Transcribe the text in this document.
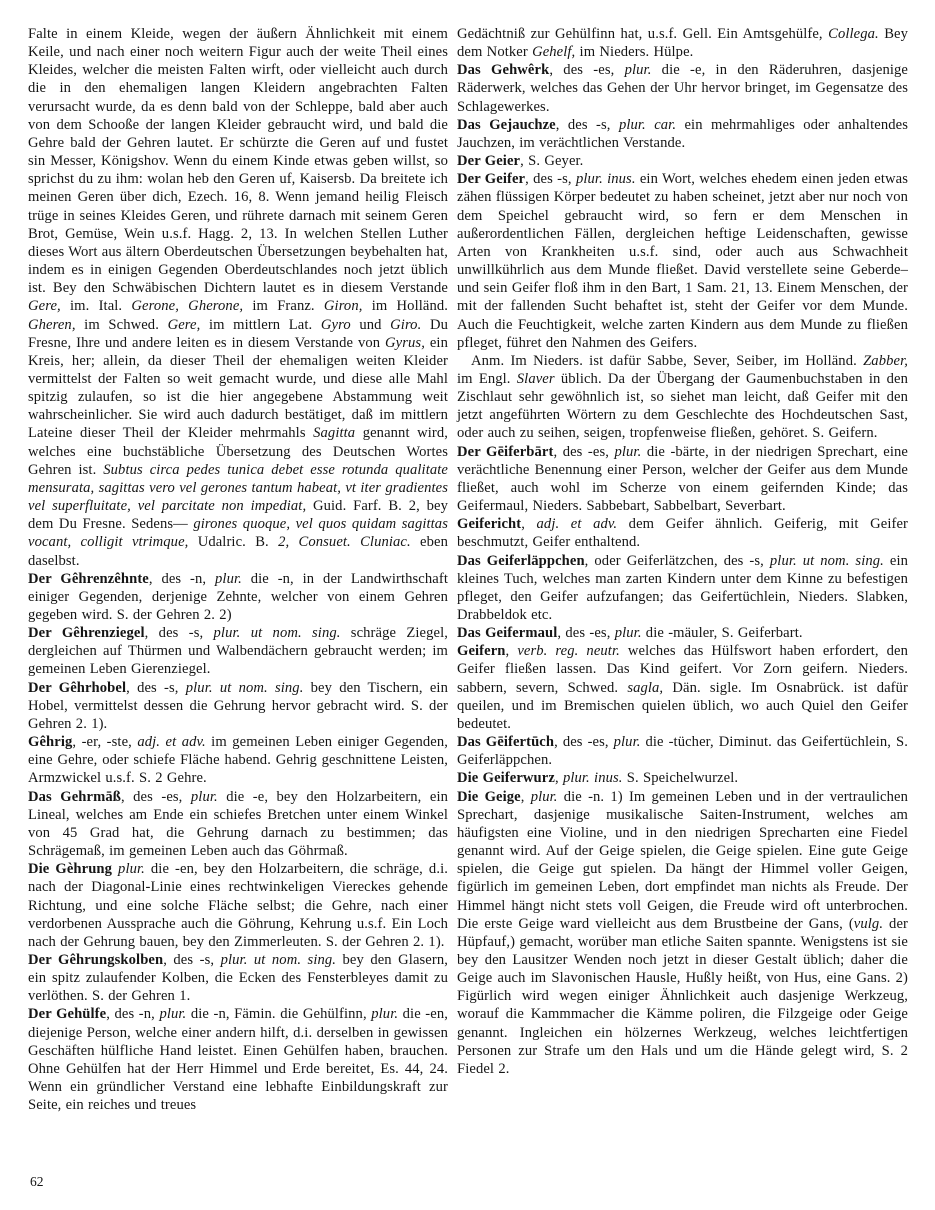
Falte in einem Kleide, wegen der äußern Ähnlichkeit mit einem Keile, und nach einer noch weitern Figur auch der weite Theil eines Kleides, welcher die meisten Falten wirft, oder vielleicht auch durch die in den ehemaligen langen Kleidern angebrachten Falten verursacht wurde, da es denn bald von der Schleppe, bald aber auch von dem Schooße der langen Kleider gebraucht wird, und bald die Gehre bald der Gehren lautet. Er schürzte die Geren auf und fustet sin Messer, Königshov. Wenn du einem Kinde etwas geben willst, so sprichst du zu ihm: wolan heb den Geren uf, Kaisersb. Da breitete ich meinen Geren über dich, Ezech. 16, 8. Wenn jemand heilig Fleisch trüge in seines Kleides Geren, und rührete darnach mit seinem Geren Brot, Gemüse, Wein u.s.f. Hagg. 2, 13. In welchen Stellen Luther dieses Wort aus ältern Oberdeutschen Übersetzungen beybehalten hat, indem es in einigen Gegenden Oberdeutschlandes noch jetzt üblich ist. Bey den Schwäbischen Dichtern lautet es in diesem Verstande Gere, im. Ital. Gerone, Gherone, im Franz. Giron, im Holländ. Gheren, im Schwed. Gere, im mittlern Lat. Gyro und Giro. Du Fresne, Ihre und andere leiten es in diesem Verstande von Gyrus, ein Kreis, her; allein, da dieser Theil der ehemaligen weiten Kleider vermittelst der Falten so weit gemacht wurde, und diese alle Mahl spitzig zulaufen, so ist die hier angegebene Abstammung weit wahrscheinlicher. Sie wird auch dadurch bestätiget, daß im mittlern Lateine dieser Theil der Kleider mehrmahls Sagitta genannt wird, welches eine buchstäbliche Übersetzung des Deutschen Wortes Gehren ist. Subtus circa pedes tunica debet esse rotunda qualitate mensurata, sagittas vero vel gerones tantum habeat, vt iter gradientes vel superfluitate, vel parcitate non impediat, Guid. Farf. B. 2, bey dem Du Fresne. Sedens— girones quoque, vel quos quidam sagittas vocant, colligit vtrimque, Udalric. B. 2, Consuet. Cluniac. eben daselbst.

Der Gêhrenzêhnte, des -n, plur. die -n, in der Landwirthschaft einiger Gegenden, derjenige Zehnte, welcher von einem Gehren gegeben wird. S. der Gehren 2. 2)

Der Gêhrenziegel, des -s, plur. ut nom. sing. schräge Ziegel, dergleichen auf Thürmen und Walbendächern gebraucht werden; im gemeinen Leben Gierenziegel.

Der Gêhrhobel, des -s, plur. ut nom. sing. bey den Tischern, ein Hobel, vermittelst dessen die Gehrung hervor gebracht wird. S. der Gehren 2. 1).

Gêhrig, -er, -ste, adj. et adv. im gemeinen Leben einiger Gegenden, eine Gehre, oder schiefe Fläche habend. Gehrig geschnittene Leisten, Armzwickel u.s.f. S. 2 Gehre.

Das Gehrmāß, des -es, plur. die -e, bey den Holzarbeitern, ein Lineal, welches am Ende ein schiefes Bretchen unter einem Winkel von 45 Grad hat, die Gehrung darnach zu bestimmen; das Schrägemaß, im gemeinen Leben auch das Göhrmaß.

Die Gèhrung plur. die -en, bey den Holzarbeitern, die schräge, d.i. nach der Diagonal-Linie eines rechtwinkeligen Viereckes gehende Richtung, und eine solche Fläche selbst; die Gehre, nach einer verdorbenen Aussprache auch die Göhrung, Kehrung u.s.f. Ein Loch nach der Gehrung bauen, bey den Zimmerleuten. S. der Gehren 2. 1).

Der Gêhrungskolben, des -s, plur. ut nom. sing. bey den Glasern, ein spitz zulaufender Kolben, die Ecken des Fensterbleyes damit zu verlöthen. S. der Gehren 1.

Der Gehülfe, des -n, plur. die -n, Fämin. die Gehülfinn, plur. die -en, diejenige Person, welche einer andern hilft, d.i. derselben in gewissen Geschäften hülfliche Hand leistet. Einen Gehülfen haben, brauchen. Ohne Gehülfen hat der Herr Himmel und Erde bereitet, Es. 44, 24. Wenn ein gründlicher Verstand eine lebhafte Einbildungskraft zur Seite, ein reiches und treues

Gedächtniß zur Gehülfinn hat, u.s.f. Gell. Ein Amtsgehülfe, Collega. Bey dem Notker Gehelf, im Nieders. Hülpe.

Das Gehwêrk, des -es, plur. die -e, in den Räderuhren, dasjenige Räderwerk, welches das Gehen der Uhr hervor bringet, im Gegensatze des Schlagewerkes.

Das Gejauchze, des -s, plur. car. ein mehrmahliges oder anhaltendes Jauchzen, im verächtlichen Verstande.

Der Geier, S. Geyer.

Der Geifer, des -s, plur. inus. ein Wort, welches ehedem einen jeden etwas zähen flüssigen Körper bedeutet zu haben scheinet, jetzt aber nur noch von dem Speichel gebraucht wird, so fern er dem Menschen in außerordentlichen Fällen, dergleichen heftige Leidenschaften, gewisse Arten von Krankheiten u.s.f. sind, oder auch aus Schwachheit unwillkührlich aus dem Munde fließet. David verstellete seine Geberde– und sein Geifer floß ihm in den Bart, 1 Sam. 21, 13. Einem Menschen, der mit der fallenden Sucht behaftet ist, steht der Geifer vor dem Munde. Auch die Feuchtigkeit, welche zarten Kindern aus dem Munde zu fließen pfleget, führet den Nahmen des Geifers.

Anm. Im Nieders. ist dafür Sabbe, Sever, Seiber, im Holländ. Zabber, im Engl. Slaver üblich. Da der Übergang der Gaumenbuchstaben in den Zischlaut sehr gewöhnlich ist, so siehet man leicht, daß Geifer mit den jetzt angeführten Wörtern zu dem Geschlechte des Hochdeutschen Sast, oder auch zu seihen, seigen, tropfenweise fließen, gehöret. S. Geifern.

Der Gēiferbārt, des -es, plur. die -bärte, in der niedrigen Sprechart, eine verächtliche Benennung einer Person, welcher der Geifer aus dem Munde fließet, auch wohl im Scherze von einem geifernden Kinde; das Geifermaul, Nieders. Sabbebart, Sabbelbart, Severbart.

Geifericht, adj. et adv. dem Geifer ähnlich. Geiferig, mit Geifer beschmutzt, Geifer enthaltend.

Das Geiferläppchen, oder Geiferlätzchen, des -s, plur. ut nom. sing. ein kleines Tuch, welches man zarten Kindern unter dem Kinne zu befestigen pfleget, den Geifer aufzufangen; das Geifertüchlein, Nieders. Slabken, Drabbeldok etc.

Das Geifermaul, des -es, plur. die -mäuler, S. Geiferbart.

Geifern, verb. reg. neutr. welches das Hülfswort haben erfordert, den Geifer fließen lassen. Das Kind geifert. Vor Zorn geifern. Nieders. sabbern, severn, Schwed. sagla, Dän. sigle. Im Osnabrück. ist dafür queilen, und im Bremischen quielen üblich, wo auch Quiel den Geifer bedeutet.

Das Gēifertūch, des -es, plur. die -tücher, Diminut. das Geifertüchlein, S. Geiferläppchen.

Die Geiferwurz, plur. inus. S. Speichelwurzel.

Die Geige, plur. die -n. 1) Im gemeinen Leben und in der vertraulichen Sprechart, dasjenige musikalische Saiten-Instrument, welches am häufigsten eine Violine, und in den niedrigen Sprecharten eine Fiedel genannt wird. Auf der Geige spielen, die Geige spielen. Eine gute Geige spielen, die Geige gut spielen. Da hängt der Himmel voller Geigen, figürlich im gemeinen Leben, dort empfindet man nichts als Freude. Der Himmel hängt nicht stets voll Geigen, die Freude wird oft unterbrochen. Die erste Geige ward vielleicht aus dem Brustbeine der Gans, (vulg. der Hüpfauf,) gemacht, worüber man etliche Saiten spannte. Wenigstens ist sie bey den Lausitzer Wenden noch jetzt in dieser Gestalt üblich; daher die Geige auch im Slavonischen Hausle, Hußly heißt, von Hus, eine Gans. 2) Figürlich wird wegen einiger Ähnlichkeit auch dasjenige Werkzeug, worauf die Kammmacher die Kämme poliren, die Filzgeige oder Geige genannt. Ingleichen ein hölzernes Werkzeug, welches leichtfertigen Personen zur Strafe um den Hals und um die Hände gelegt wird, S. 2 Fiedel 2.

62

++++++++++

Within the material above, find the lines that contain the word "Geifertüchlein"; copy them.

Das Geiferläppchen, oder Geiferlätzchen, des -s, plur. ut nom. sing. ein kleines Tuch, welches man zarten Kindern unter dem Kinne zu befestigen pfleget, den Geifer aufzufangen; das Geifertüchlein, Nieders. Slabken, Drabbeldok etc.
Das Gēifertūch, des -es, plur. die -tücher, Diminut. das Geifertüchlein, S. Geiferläppchen.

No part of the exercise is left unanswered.